### Record extracts

————————

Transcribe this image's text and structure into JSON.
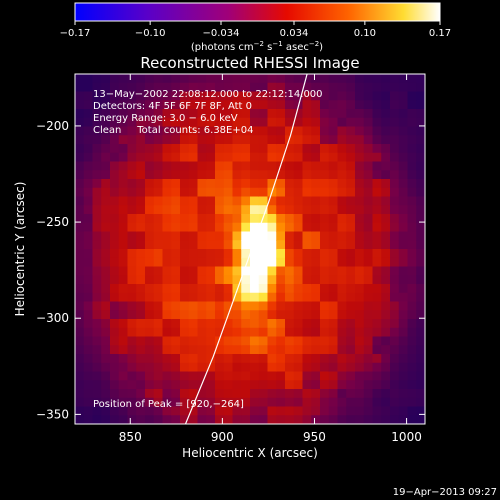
{
  "chart_data": {
    "type": "heatmap",
    "title": "Reconstructed RHESSI Image",
    "xlabel": "Heliocentric X (arcsec)",
    "ylabel": "Heliocentric Y (arcsec)",
    "xlim": [
      820,
      1010
    ],
    "ylim": [
      -355,
      -173
    ],
    "x_ticks": [
      850,
      900,
      950,
      1000
    ],
    "y_ticks": [
      -350,
      -300,
      -250,
      -200
    ],
    "x_tick_labels": [
      "850",
      "900",
      "950",
      "1000"
    ],
    "y_tick_labels": [
      "−350",
      "−300",
      "−250",
      "−200"
    ],
    "colorbar": {
      "range": [
        -0.17,
        0.17
      ],
      "ticks": [
        -0.17,
        -0.1,
        -0.034,
        0.034,
        0.1,
        0.17
      ],
      "tick_labels": [
        "−0.17",
        "−0.10",
        "−0.034",
        "0.034",
        "0.10",
        "0.17"
      ],
      "units_html": "(photons cm<tspan baseline-shift=\"super\" font-size=\"7\">−2</tspan> s<tspan baseline-shift=\"super\" font-size=\"7\">−1</tspan> asec<tspan baseline-shift=\"super\" font-size=\"7\">−2</tspan>)"
    },
    "annotations": [
      "13−May−2002 22:08:12.000 to 22:12:14.000",
      "Detectors: 4F 5F 6F 7F 8F, Att 0",
      "Energy Range: 3.0 − 6.0 keV",
      "Clean     Total counts: 6.38E+04"
    ],
    "peak_label": "Position of Peak = [920,−264]",
    "peak": {
      "x": 920,
      "y": -264
    },
    "limb_curve": [
      [
        880,
        -355
      ],
      [
        895,
        -320
      ],
      [
        910,
        -280
      ],
      [
        925,
        -240
      ],
      [
        937,
        -205
      ],
      [
        946,
        -173
      ]
    ]
  },
  "timestamp": "19−Apr−2013 09:27"
}
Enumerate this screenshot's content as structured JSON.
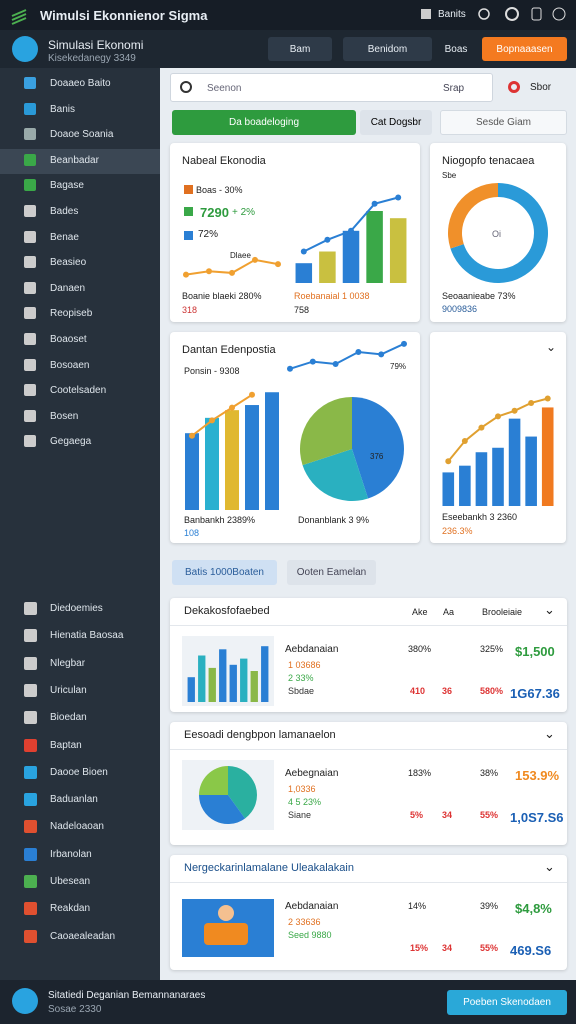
{
  "topbar": {
    "title": "Wimulsi Ekonnienor Sigma",
    "menu": "Banits"
  },
  "header": {
    "name": "Simulasi Ekonomi",
    "sub": "Kisekedanegy 3349",
    "buttons": [
      "Bam",
      "Benidom",
      "Boas"
    ],
    "cta": "Bopnaaasen"
  },
  "sidebar": {
    "items": [
      "Doaaeo Baito",
      "Banis",
      "Doaoe Soania",
      "Beanbadar",
      "Bagase",
      "Bades",
      "Benae",
      "Beasieo",
      "Danaen",
      "Reopiseb",
      "Boaoset",
      "Bosoaen",
      "Cootelsaden",
      "Bosen",
      "Gegaega"
    ],
    "items2": [
      "Diedoemies",
      "Hienatia Baosaa",
      "Nlegbar",
      "Uriculan",
      "Bioedan",
      "Baptan",
      "Daooe Bioen",
      "Baduanlan",
      "Nadeloaoan",
      "Irbanolan",
      "Ubesean",
      "Reakdan",
      "Caoaealeadan"
    ]
  },
  "search": {
    "placeholder": "Seenon",
    "filter": "Srap",
    "action": "Sbor"
  },
  "tabs": [
    "Da boadeloging",
    "Cat Dogsbr",
    "Sesde Giam"
  ],
  "cards": [
    {
      "title": "Nabeal Ekonodia",
      "texts": [
        "Boas - 30%",
        "7290",
        "+ 2%",
        "72%",
        "Dlaee",
        "Boanie blaeki 280%",
        "318",
        "Roebanaial 1 0038",
        "758"
      ],
      "charts": [
        {
          "type": "line",
          "values": [
            20,
            28,
            24,
            55,
            45
          ],
          "ylim": [
            0,
            100
          ],
          "color": "#f0a030"
        },
        {
          "type": "bar",
          "values": [
            22,
            35,
            58,
            80,
            72
          ],
          "colors": [
            "#2a7fd4",
            "#c9c040",
            "#2a7fd4",
            "#3aa848",
            "#c9c040"
          ],
          "line": [
            35,
            48,
            58,
            88,
            95
          ],
          "line_color": "#2a7fd4",
          "ylim": [
            0,
            100
          ]
        }
      ]
    },
    {
      "title": "Niogopfo tenacaea",
      "texts": [
        "Sbe",
        "Oi",
        "Seoaanieabe 73%",
        "9009836"
      ],
      "charts": [
        {
          "type": "donut",
          "values": [
            70,
            30
          ],
          "colors": [
            "#2a9ad8",
            "#f0902a"
          ]
        }
      ]
    },
    {
      "title": "Dantan Edenpostia",
      "texts": [
        "Ponsin - 9308",
        "79%",
        "376",
        "Banbankh 2389%",
        "108",
        "Donanblank 3 9%"
      ],
      "charts": [
        {
          "type": "bar",
          "values": [
            60,
            72,
            78,
            82,
            92
          ],
          "colors": [
            "#2a7fd4",
            "#2ab0d0",
            "#e0b830",
            "#2a7fd4",
            "#2a7fd4"
          ],
          "line": [
            58,
            70,
            80,
            90
          ],
          "line_color": "#f0a030",
          "ylim": [
            0,
            100
          ]
        },
        {
          "type": "pie",
          "values": [
            45,
            25,
            30
          ],
          "colors": [
            "#2a7fd4",
            "#2ab0c0",
            "#8ab848"
          ]
        },
        {
          "type": "line",
          "values": [
            40,
            55,
            50,
            75,
            70,
            92
          ],
          "ylim": [
            0,
            100
          ],
          "color": "#2a7fd4"
        }
      ]
    },
    {
      "title": "",
      "texts": [
        "Eseebankh 3 2360",
        "236.3%"
      ],
      "charts": [
        {
          "type": "bar",
          "values": [
            30,
            36,
            48,
            52,
            78,
            62,
            88
          ],
          "colors": [
            "#2a7fd4",
            "#2a7fd4",
            "#2a7fd4",
            "#2a7fd4",
            "#2a7fd4",
            "#2a7fd4",
            "#f07a20"
          ],
          "line": [
            40,
            58,
            70,
            80,
            85,
            92,
            96
          ],
          "line_color": "#e0a030",
          "ylim": [
            0,
            100
          ]
        }
      ]
    }
  ],
  "pills": [
    "Batis 1000Boaten",
    "Ooten Eamelan"
  ],
  "lists": [
    {
      "title": "Dekakosfofaebed",
      "columns": [
        "Ake",
        "Aa",
        "Brooleiaie"
      ],
      "name": "Aebdanaian",
      "lines": [
        "1 03686",
        "2 33%",
        "Sbdae"
      ],
      "row1": [
        "380%",
        "325%",
        "$1,500"
      ],
      "row2": [
        "410",
        "36",
        "580%",
        "1G67.36"
      ],
      "chart": {
        "type": "bar",
        "values": [
          40,
          75,
          55,
          85,
          60,
          70,
          50,
          90
        ],
        "colors": [
          "#2a7fd4",
          "#2ab0c0",
          "#8ab848",
          "#2a7fd4"
        ],
        "ylim": [
          0,
          100
        ]
      }
    },
    {
      "title": "Eesoadi dengbpon lamanaelon",
      "name": "Aebegnaian",
      "lines": [
        "1,0336",
        "4 5 23%",
        "Siane"
      ],
      "row1": [
        "183%",
        "38%",
        "153.9%"
      ],
      "row2": [
        "5%",
        "34",
        "55%",
        "1,0S7.S6"
      ],
      "chart": {
        "type": "pie",
        "values": [
          40,
          35,
          25
        ],
        "colors": [
          "#2ab0a0",
          "#2a7fd4",
          "#8ac848"
        ]
      }
    },
    {
      "title": "Nergeckarinlamalane Uleakalakain",
      "name": "Aebdanaian",
      "lines": [
        "2 33636",
        "Seed 9880"
      ],
      "row1": [
        "14%",
        "39%",
        "$4,8%"
      ],
      "row2": [
        "15%",
        "34",
        "55%",
        "469.S6"
      ]
    }
  ],
  "footer": {
    "title": "Sitatiedi Deganian Bemannanaraes",
    "sub": "Sosae 2330",
    "button": "Poeben Skenodaen"
  }
}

————————

### Written request
Leave the pictures out and output the rest of the listing exactly.

### Correct output
Transcribe this image's text and structure into JSON.
{
  "chart_data": {
    "type": "heatmap",
    "title": "Reconstructed RHESSI Image",
    "xlabel": "Heliocentric X (arcsec)",
    "ylabel": "Heliocentric Y (arcsec)",
    "xlim": [
      820,
      1010
    ],
    "ylim": [
      -355,
      -173
    ],
    "x_ticks": [
      850,
      900,
      950,
      1000
    ],
    "y_ticks": [
      -350,
      -300,
      -250,
      -200
    ],
    "x_tick_labels": [
      "850",
      "900",
      "950",
      "1000"
    ],
    "y_tick_labels": [
      "−350",
      "−300",
      "−250",
      "−200"
    ],
    "colorbar": {
      "range": [
        -0.17,
        0.17
      ],
      "ticks": [
        -0.17,
        -0.1,
        -0.034,
        0.034,
        0.1,
        0.17
      ],
      "tick_labels": [
        "−0.17",
        "−0.10",
        "−0.034",
        "0.034",
        "0.10",
        "0.17"
      ],
      "units_html": "(photons cm<tspan baseline-shift=\"super\" font-size=\"7\">−2</tspan> s<tspan baseline-shift=\"super\" font-size=\"7\">−1</tspan> asec<tspan baseline-shift=\"super\" font-size=\"7\">−2</tspan>)"
    },
    "annotations": [
      "13−May−2002 22:08:12.000 to 22:12:14.000",
      "Detectors: 4F 5F 6F 7F 8F, Att 0",
      "Energy Range: 3.0 − 6.0 keV",
      "Clean     Total counts: 6.38E+04"
    ],
    "peak_label": "Position of Peak = [920,−264]",
    "peak": {
      "x": 920,
      "y": -264
    },
    "limb_curve": [
      [
        880,
        -355
      ],
      [
        895,
        -320
      ],
      [
        910,
        -280
      ],
      [
        925,
        -240
      ],
      [
        937,
        -205
      ],
      [
        946,
        -173
      ]
    ]
  },
  "timestamp": "19−Apr−2013 09:27"
}
Enumerate this screenshot's content as structured JSON.
{
  "topbar": {
    "title": "Wimulsi Ekonnienor Sigma",
    "menu": "Banits"
  },
  "header": {
    "name": "Simulasi Ekonomi",
    "sub": "Kisekedanegy 3349",
    "buttons": [
      "Bam",
      "Benidom",
      "Boas"
    ],
    "cta": "Bopnaaasen"
  },
  "sidebar": {
    "items": [
      "Doaaeo Baito",
      "Banis",
      "Doaoe Soania",
      "Beanbadar",
      "Bagase",
      "Bades",
      "Benae",
      "Beasieo",
      "Danaen",
      "Reopiseb",
      "Boaoset",
      "Bosoaen",
      "Cootelsaden",
      "Bosen",
      "Gegaega"
    ],
    "items2": [
      "Diedoemies",
      "Hienatia Baosaa",
      "Nlegbar",
      "Uriculan",
      "Bioedan",
      "Baptan",
      "Daooe Bioen",
      "Baduanlan",
      "Nadeloaoan",
      "Irbanolan",
      "Ubesean",
      "Reakdan",
      "Caoaealeadan"
    ]
  },
  "search": {
    "placeholder": "Seenon",
    "filter": "Srap",
    "action": "Sbor"
  },
  "tabs": [
    "Da boadeloging",
    "Cat Dogsbr",
    "Sesde Giam"
  ],
  "cards": [
    {
      "title": "Nabeal Ekonodia",
      "texts": [
        "Boas - 30%",
        "7290",
        "+ 2%",
        "72%",
        "Dlaee",
        "Boanie blaeki 280%",
        "318",
        "Roebanaial 1 0038",
        "758"
      ],
      "charts": [
        {
          "type": "line",
          "values": [
            20,
            28,
            24,
            55,
            45
          ],
          "ylim": [
            0,
            100
          ],
          "color": "#f0a030"
        },
        {
          "type": "bar",
          "values": [
            22,
            35,
            58,
            80,
            72
          ],
          "colors": [
            "#2a7fd4",
            "#c9c040",
            "#2a7fd4",
            "#3aa848",
            "#c9c040"
          ],
          "line": [
            35,
            48,
            58,
            88,
            95
          ],
          "line_color": "#2a7fd4",
          "ylim": [
            0,
            100
          ]
        }
      ]
    },
    {
      "title": "Niogopfo tenacaea",
      "texts": [
        "Sbe",
        "Oi",
        "Seoaanieabe 73%",
        "9009836"
      ],
      "charts": [
        {
          "type": "donut",
          "values": [
            70,
            30
          ],
          "colors": [
            "#2a9ad8",
            "#f0902a"
          ]
        }
      ]
    },
    {
      "title": "Dantan Edenpostia",
      "texts": [
        "Ponsin - 9308",
        "79%",
        "376",
        "Banbankh 2389%",
        "108",
        "Donanblank 3 9%"
      ],
      "charts": [
        {
          "type": "bar",
          "values": [
            60,
            72,
            78,
            82,
            92
          ],
          "colors": [
            "#2a7fd4",
            "#2ab0d0",
            "#e0b830",
            "#2a7fd4",
            "#2a7fd4"
          ],
          "line": [
            58,
            70,
            80,
            90
          ],
          "line_color": "#f0a030",
          "ylim": [
            0,
            100
          ]
        },
        {
          "type": "pie",
          "values": [
            45,
            25,
            30
          ],
          "colors": [
            "#2a7fd4",
            "#2ab0c0",
            "#8ab848"
          ]
        },
        {
          "type": "line",
          "values": [
            40,
            55,
            50,
            75,
            70,
            92
          ],
          "ylim": [
            0,
            100
          ],
          "color": "#2a7fd4"
        }
      ]
    },
    {
      "title": "",
      "texts": [
        "Eseebankh 3 2360",
        "236.3%"
      ],
      "charts": [
        {
          "type": "bar",
          "values": [
            30,
            36,
            48,
            52,
            78,
            62,
            88
          ],
          "colors": [
            "#2a7fd4",
            "#2a7fd4",
            "#2a7fd4",
            "#2a7fd4",
            "#2a7fd4",
            "#2a7fd4",
            "#f07a20"
          ],
          "line": [
            40,
            58,
            70,
            80,
            85,
            92,
            96
          ],
          "line_color": "#e0a030",
          "ylim": [
            0,
            100
          ]
        }
      ]
    }
  ],
  "pills": [
    "Batis 1000Boaten",
    "Ooten Eamelan"
  ],
  "lists": [
    {
      "title": "Dekakosfofaebed",
      "columns": [
        "Ake",
        "Aa",
        "Brooleiaie"
      ],
      "name": "Aebdanaian",
      "lines": [
        "1 03686",
        "2 33%",
        "Sbdae"
      ],
      "row1": [
        "380%",
        "325%",
        "$1,500"
      ],
      "row2": [
        "410",
        "36",
        "580%",
        "1G67.36"
      ],
      "chart": {
        "type": "bar",
        "values": [
          40,
          75,
          55,
          85,
          60,
          70,
          50,
          90
        ],
        "colors": [
          "#2a7fd4",
          "#2ab0c0",
          "#8ab848",
          "#2a7fd4"
        ],
        "ylim": [
          0,
          100
        ]
      }
    },
    {
      "title": "Eesoadi dengbpon lamanaelon",
      "name": "Aebegnaian",
      "lines": [
        "1,0336",
        "4 5 23%",
        "Siane"
      ],
      "row1": [
        "183%",
        "38%",
        "153.9%"
      ],
      "row2": [
        "5%",
        "34",
        "55%",
        "1,0S7.S6"
      ],
      "chart": {
        "type": "pie",
        "values": [
          40,
          35,
          25
        ],
        "colors": [
          "#2ab0a0",
          "#2a7fd4",
          "#8ac848"
        ]
      }
    },
    {
      "title": "Nergeckarinlamalane Uleakalakain",
      "name": "Aebdanaian",
      "lines": [
        "2 33636",
        "Seed 9880"
      ],
      "row1": [
        "14%",
        "39%",
        "$4,8%"
      ],
      "row2": [
        "15%",
        "34",
        "55%",
        "469.S6"
      ]
    }
  ],
  "footer": {
    "title": "Sitatiedi Deganian Bemannanaraes",
    "sub": "Sosae 2330",
    "button": "Poeben Skenodaen"
  }
}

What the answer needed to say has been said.